### EXERCISE
Copy out each line of the listing that has the word "السيوطي" in it.

** start of LISTED RECORDS **

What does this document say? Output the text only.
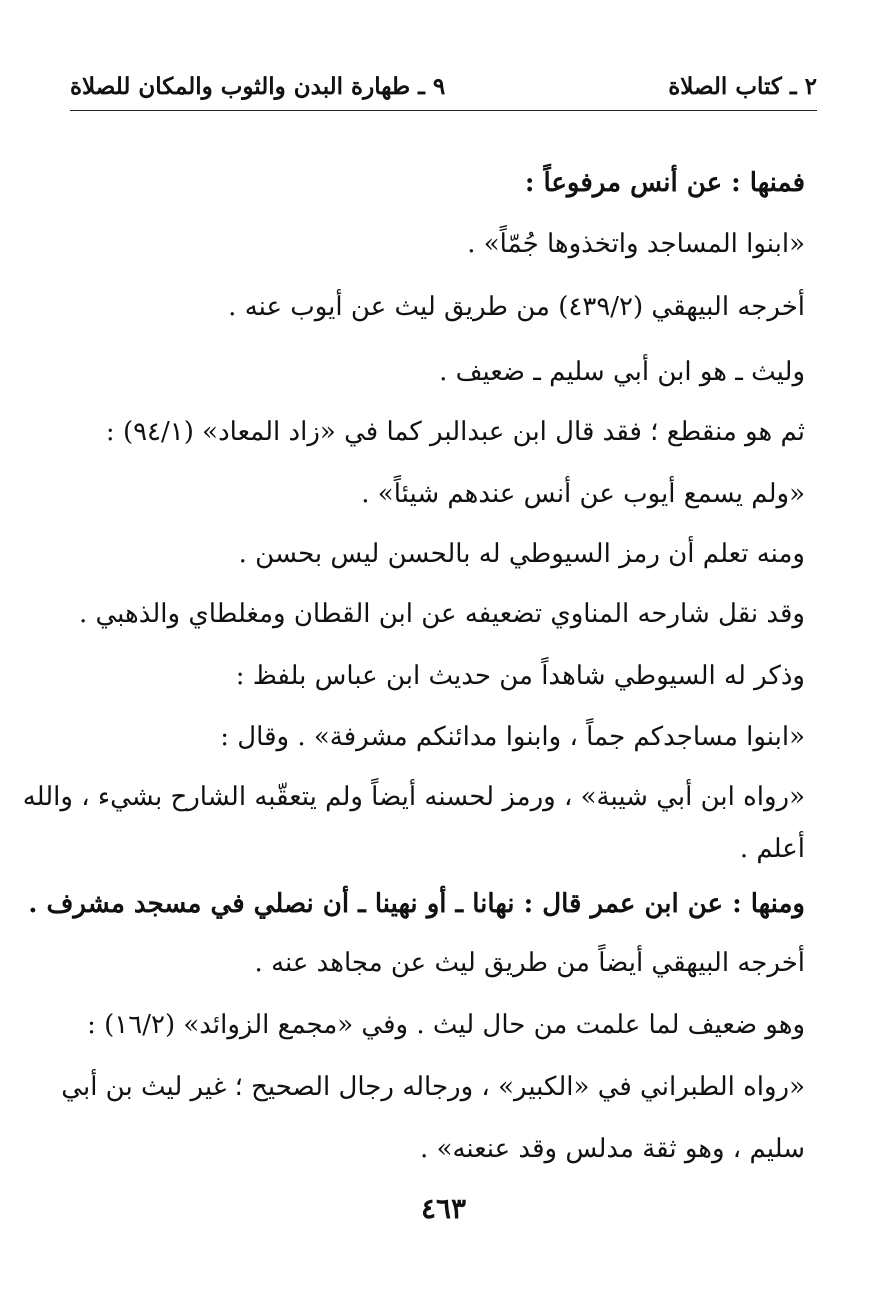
٢ ـ كتاب الصلاة
٩ ـ طهارة البدن والثوب والمكان للصلاة
فمنها : عن أنس مرفوعاً :
«ابنوا المساجد واتخذوها جُمّاً» .
أخرجه البيهقي (٤٣٩/٢) من طريق ليث عن أيوب عنه .
وليث ـ هو ابن أبي سليم ـ ضعيف .
ثم هو منقطع ؛ فقد قال ابن عبدالبر كما في «زاد المعاد» (٩٤/١) :
«ولم يسمع أيوب عن أنس عندهم شيئاً» .
ومنه تعلم أن رمز السيوطي له بالحسن ليس بحسن .
وقد نقل شارحه المناوي تضعيفه عن ابن القطان ومغلطاي والذهبي .
وذكر له السيوطي شاهداً من حديث ابن عباس بلفظ :
«ابنوا مساجدكم جماً ، وابنوا مدائنكم مشرفة» . وقال :
«رواه ابن أبي شيبة» ، ورمز لحسنه أيضاً ولم يتعقّبه الشارح بشيء ، والله
أعلم .
ومنها : عن ابن عمر قال : نهانا ـ أو نهينا ـ أن نصلي في مسجد مشرف .
أخرجه البيهقي أيضاً من طريق ليث عن مجاهد عنه .
وهو ضعيف لما علمت من حال ليث . وفي «مجمع الزوائد» (١٦/٢) :
«رواه الطبراني في «الكبير» ، ورجاله رجال الصحيح ؛ غير ليث بن أبي
سليم ، وهو ثقة مدلس وقد عنعنه» .
٤٦٣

** end of LISTED RECORDS **

### ANSWER FOR THE TASK
ومنه تعلم أن رمز السيوطي له بالحسن ليس بحسن .
وذكر له السيوطي شاهداً من حديث ابن عباس بلفظ :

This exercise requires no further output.